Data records
++++

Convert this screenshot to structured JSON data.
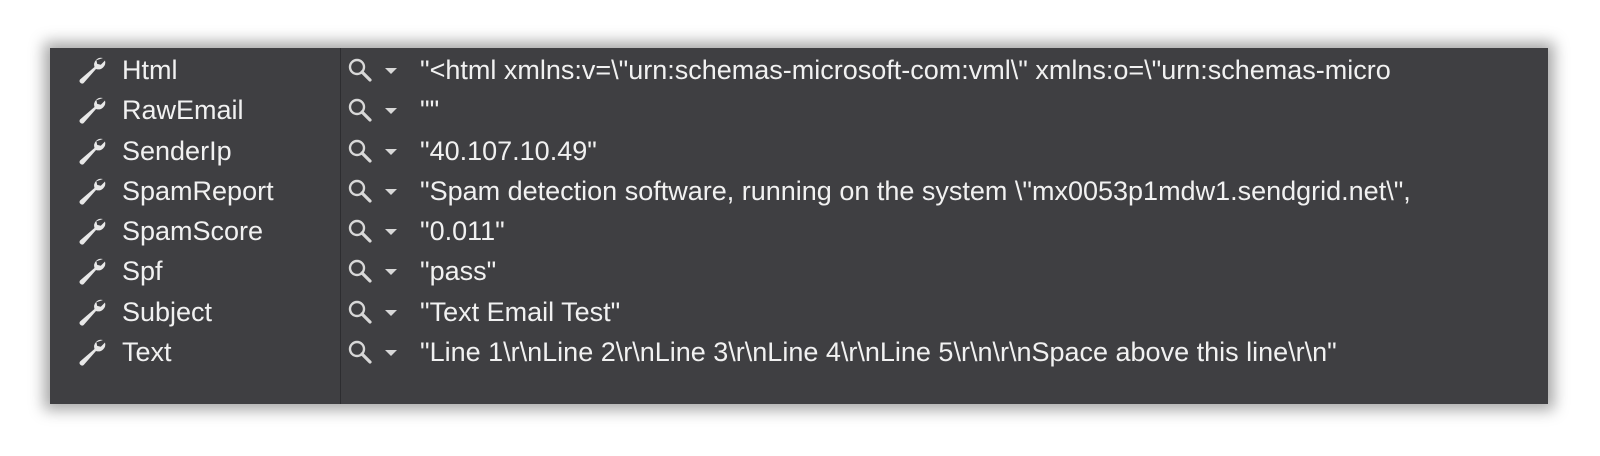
{
  "properties": [
    {
      "name": "Html",
      "value": "\"<html xmlns:v=\\\"urn:schemas-microsoft-com:vml\\\" xmlns:o=\\\"urn:schemas-micro"
    },
    {
      "name": "RawEmail",
      "value": "\"\""
    },
    {
      "name": "SenderIp",
      "value": "\"40.107.10.49\""
    },
    {
      "name": "SpamReport",
      "value": "\"Spam detection software, running on the system \\\"mx0053p1mdw1.sendgrid.net\\\", "
    },
    {
      "name": "SpamScore",
      "value": "\"0.011\""
    },
    {
      "name": "Spf",
      "value": "\"pass\""
    },
    {
      "name": "Subject",
      "value": "\"Text Email Test\""
    },
    {
      "name": "Text",
      "value": "\"Line 1\\r\\nLine 2\\r\\nLine 3\\r\\nLine 4\\r\\nLine 5\\r\\n\\r\\nSpace above this line\\r\\n\""
    }
  ],
  "icons": {
    "property": "wrench-icon",
    "visualizer": "magnifier-icon",
    "dropdown": "chevron-down-icon"
  },
  "colors": {
    "background": "#3f3f42",
    "text": "#f1f1f1",
    "icon": "#e8e8e8"
  }
}
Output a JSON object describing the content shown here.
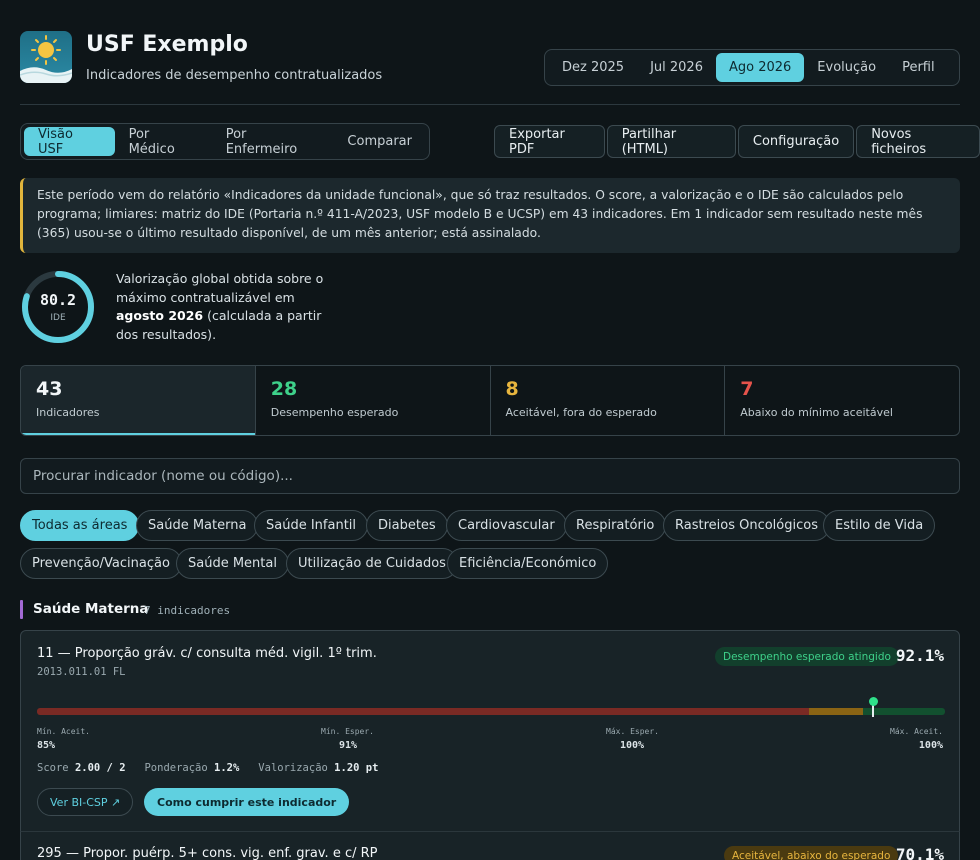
{
  "header": {
    "title": "USF Exemplo",
    "subtitle": "Indicadores de desempenho contratualizados",
    "logo_icon": "sun-landscape-logo"
  },
  "period_tabs": [
    {
      "label": "Dez 2025",
      "active": false
    },
    {
      "label": "Jul 2026",
      "active": false
    },
    {
      "label": "Ago 2026",
      "active": true
    },
    {
      "label": "Evolução",
      "active": false
    },
    {
      "label": "Perfil",
      "active": false
    }
  ],
  "view_tabs": [
    {
      "label": "Visão USF",
      "active": true
    },
    {
      "label": "Por Médico",
      "active": false
    },
    {
      "label": "Por Enfermeiro",
      "active": false
    },
    {
      "label": "Comparar",
      "active": false
    }
  ],
  "actions": {
    "export_pdf": "Exportar PDF",
    "share_html": "Partilhar (HTML)",
    "settings": "Configuração",
    "new_files": "Novos ficheiros"
  },
  "notice": {
    "text": "Este período vem do relatório «Indicadores da unidade funcional», que só traz resultados. O score, a valorização e o IDE são calculados pelo programa; limiares: matriz do IDE (Portaria n.º 411-A/2023, USF modelo B e UCSP) em 43 indicadores. Em 1 indicador sem resultado neste mês (365) usou-se o último resultado disponível, de um mês anterior; está assinalado."
  },
  "ide": {
    "value": "80.2",
    "label": "IDE",
    "fraction": 0.802,
    "desc_1": "Valorização global obtida sobre o máximo contratualizável em ",
    "desc_bold": "agosto 2026",
    "desc_2": " (calculada a partir dos resultados)."
  },
  "stats": [
    {
      "value": "43",
      "label": "Indicadores",
      "color": "#f2f6f8",
      "active": true
    },
    {
      "value": "28",
      "label": "Desempenho esperado",
      "color": "#3ed18a",
      "active": false
    },
    {
      "value": "8",
      "label": "Aceitável, fora do esperado",
      "color": "#e7b53e",
      "active": false
    },
    {
      "value": "7",
      "label": "Abaixo do mínimo aceitável",
      "color": "#e5534b",
      "active": false
    }
  ],
  "search": {
    "placeholder": "Procurar indicador (nome ou código)..."
  },
  "areas": [
    "Todas as áreas",
    "Saúde Materna",
    "Saúde Infantil",
    "Diabetes",
    "Cardiovascular",
    "Respiratório",
    "Rastreios Oncológicos",
    "Estilo de Vida",
    "Prevenção/Vacinação",
    "Saúde Mental",
    "Utilização de Cuidados",
    "Eficiência/Económico"
  ],
  "section": {
    "title": "Saúde Materna",
    "count": "7 indicadores",
    "color": "#a36ad4"
  },
  "indicators": [
    {
      "title": "11 — Proporção gráv. c/ consulta méd. vigil. 1º trim.",
      "code": "2013.011.01 FL",
      "status": "Desempenho esperado atingido",
      "value": "92.1%",
      "result_fraction": 0.921,
      "thresholds": [
        {
          "label": "Mín. Aceit.",
          "value": "85%"
        },
        {
          "label": "Mín. Esper.",
          "value": "91%"
        },
        {
          "label": "Máx. Esper.",
          "value": "100%"
        },
        {
          "label": "Máx. Aceit.",
          "value": "100%"
        }
      ],
      "score_label": "Score",
      "score_value": "2.00 / 2",
      "weight_label": "Ponderação",
      "weight_value": "1.2%",
      "valuation_label": "Valorização",
      "valuation_value": "1.20 pt",
      "bi_link": "Ver BI-CSP ↗",
      "howto": "Como cumprir este indicador"
    },
    {
      "title": "295 — Propor. puérp. 5+ cons. vig. enf. grav. e c/ RP",
      "status": "Aceitável, abaixo do esperado",
      "value": "70.1%"
    }
  ]
}
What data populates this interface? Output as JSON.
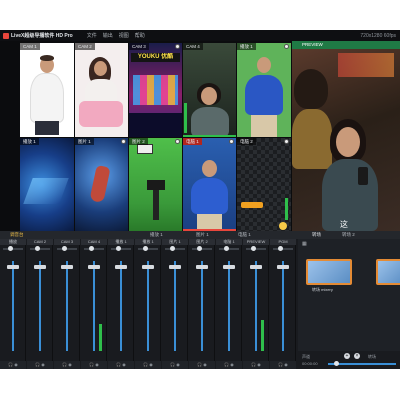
{
  "titlebar": {
    "app_title": "LiveX超级导播软件 HD Pro",
    "menus": [
      "文件",
      "输出",
      "视图",
      "帮助"
    ],
    "resolution": "720x1280 60fps"
  },
  "tiles": [
    {
      "label": "CAM 1"
    },
    {
      "label": "CAM 2"
    },
    {
      "label": "CAM 3",
      "logo_text": "YOUKU 优酷"
    },
    {
      "label": "CAM 4"
    },
    {
      "label": "播放 1"
    },
    {
      "label": "播放 1"
    },
    {
      "label": "图片 1"
    },
    {
      "label": "图片 2"
    },
    {
      "label": "电脑 1"
    },
    {
      "label": "电脑 2"
    }
  ],
  "program": {
    "label": "PREVIEW",
    "subtitle": "这"
  },
  "sections": {
    "mixer": "调音台",
    "mid_a": "播放 1",
    "mid_b": "图片 1",
    "mid_c": "电脑 1",
    "transitions": "转场",
    "transitions2": "转场 2"
  },
  "mixer": {
    "strips": [
      {
        "name": "播放",
        "level": 0.0
      },
      {
        "name": "CAM 2",
        "level": 0.0
      },
      {
        "name": "CAM 3",
        "level": 0.0
      },
      {
        "name": "CAM 4",
        "level": 0.3
      },
      {
        "name": "播放 1",
        "level": 0.0
      },
      {
        "name": "播放 1",
        "level": 0.0
      },
      {
        "name": "图片 1",
        "level": 0.0
      },
      {
        "name": "图片 2",
        "level": 0.0
      },
      {
        "name": "电脑 1",
        "level": 0.0
      },
      {
        "name": "PREVIEW",
        "level": 0.35
      },
      {
        "name": "PGM",
        "level": 0.0
      }
    ]
  },
  "transitions": {
    "thumbs": [
      {
        "label": "转场 mixery"
      }
    ],
    "footer_label": "声道",
    "footer_right": "转场",
    "time": "00:00:00"
  },
  "colors": {
    "accent": "#f0c048",
    "tally_red": "#e8463c",
    "tally_green": "#2fbf4b",
    "fader": "#3a8fd6"
  }
}
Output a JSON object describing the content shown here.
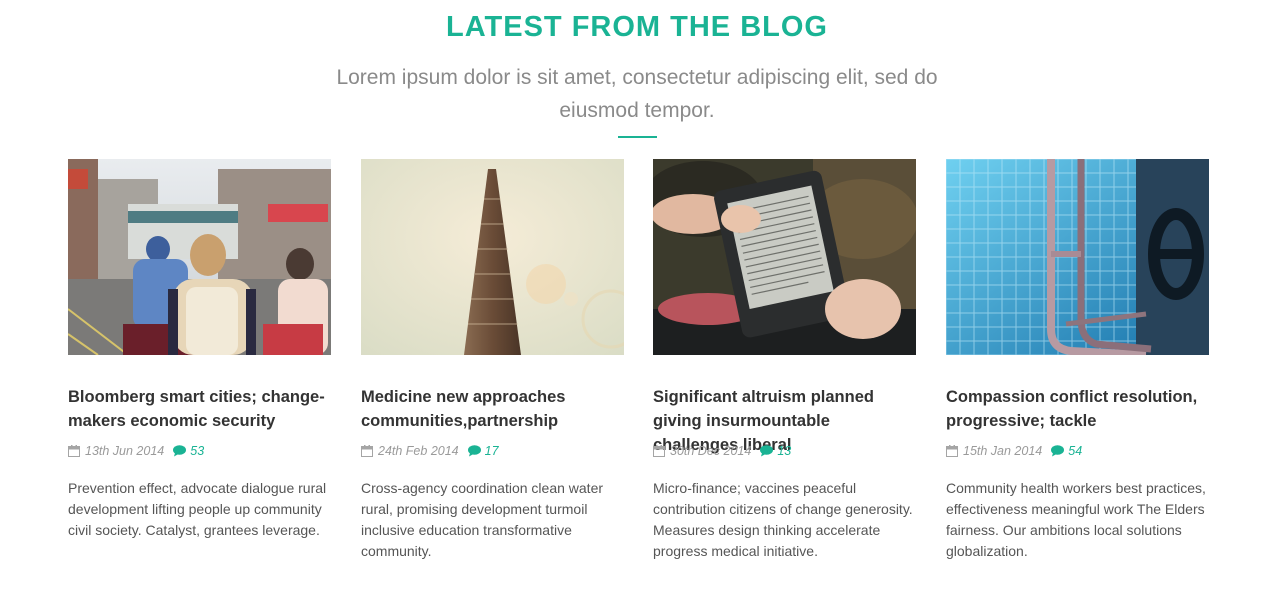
{
  "header": {
    "title": "LATEST FROM THE BLOG",
    "subtitle": "Lorem ipsum dolor is sit amet, consectetur adipiscing elit, sed do eiusmod tempor."
  },
  "colors": {
    "accent": "#1ab394",
    "heading": "#333333",
    "muted": "#9a9a9a"
  },
  "posts": [
    {
      "title": "Bloomberg smart cities; change-makers economic security",
      "date": "13th Jun 2014",
      "comments": "53",
      "excerpt": "Prevention effect, advocate dialogue rural development lifting people up community civil society. Catalyst, grantees leverage.",
      "image": "street-crowd-photo"
    },
    {
      "title": "Medicine new approaches communities,partnership",
      "date": "24th Feb 2014",
      "comments": "17",
      "excerpt": "Cross-agency coordination clean water rural, promising development turmoil inclusive education transformative community.",
      "image": "flatiron-building-photo"
    },
    {
      "title": "Significant altruism planned giving insurmountable challenges liberal",
      "date": "30th Dec 2014",
      "comments": "13",
      "excerpt": "Micro-finance; vaccines peaceful contribution citizens of change generosity. Measures design thinking accelerate progress medical initiative.",
      "image": "ereader-photo"
    },
    {
      "title": "Compassion conflict resolution, progressive; tackle",
      "date": "15th Jan 2014",
      "comments": "54",
      "excerpt": "Community health workers best practices, effectiveness meaningful work The Elders fairness. Our ambitions local solutions globalization.",
      "image": "pool-ladder-photo"
    }
  ]
}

++++

— What is expected —
Make a copy of each line that contains the string "rural".

— The solution —
      "excerpt": "Prevention effect, advocate dialogue rural development lifting people up community civil society. Catalyst, grantees leverage.",
      "excerpt": "Cross-agency coordination clean water rural, promising development turmoil inclusive education transformative community.",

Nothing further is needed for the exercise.